Collection entries:
"""

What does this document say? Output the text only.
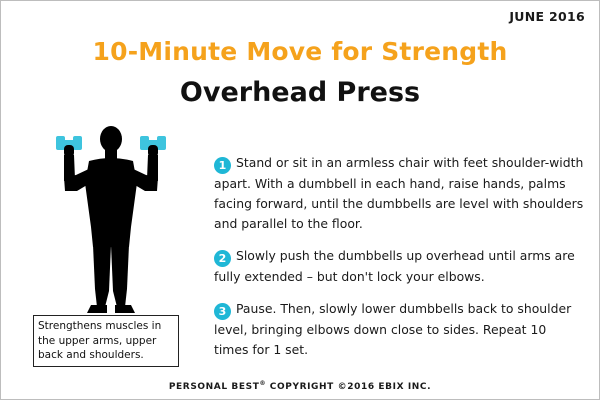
JUNE 2016
10-Minute Move for Strength
Overhead Press
Strengthens muscles in the upper arms, upper back and shoulders.
1 Stand or sit in an armless chair with feet shoulder-width apart. With a dumbbell in each hand, raise hands, palms facing forward, until the dumbbells are level with shoulders and parallel to the floor.
2 Slowly push the dumbbells up overhead until arms are fully extended – but don't lock your elbows.
3 Pause. Then, slowly lower dumbbells back to shoulder level, bringing elbows down close to sides. Repeat 10 times for 1 set.
PERSONAL BEST® COPYRIGHT ©2016 EBIX INC.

"""

SHORT TASK - From start to finish, output the listing exactly, but omit its pictures.

ANSWER BELOW -
What does this document say? Output the text only.
JUNE 2016
10-Minute Move for Strength
Overhead Press
Strengthens muscles in the upper arms, upper back and shoulders.
1 Stand or sit in an armless chair with feet shoulder-width apart. With a dumbbell in each hand, raise hands, palms facing forward, until the dumbbells are level with shoulders and parallel to the floor.
2 Slowly push the dumbbells up overhead until arms are fully extended – but don't lock your elbows.
3 Pause. Then, slowly lower dumbbells back to shoulder level, bringing elbows down close to sides. Repeat 10 times for 1 set.
PERSONAL BEST® COPYRIGHT ©2016 EBIX INC.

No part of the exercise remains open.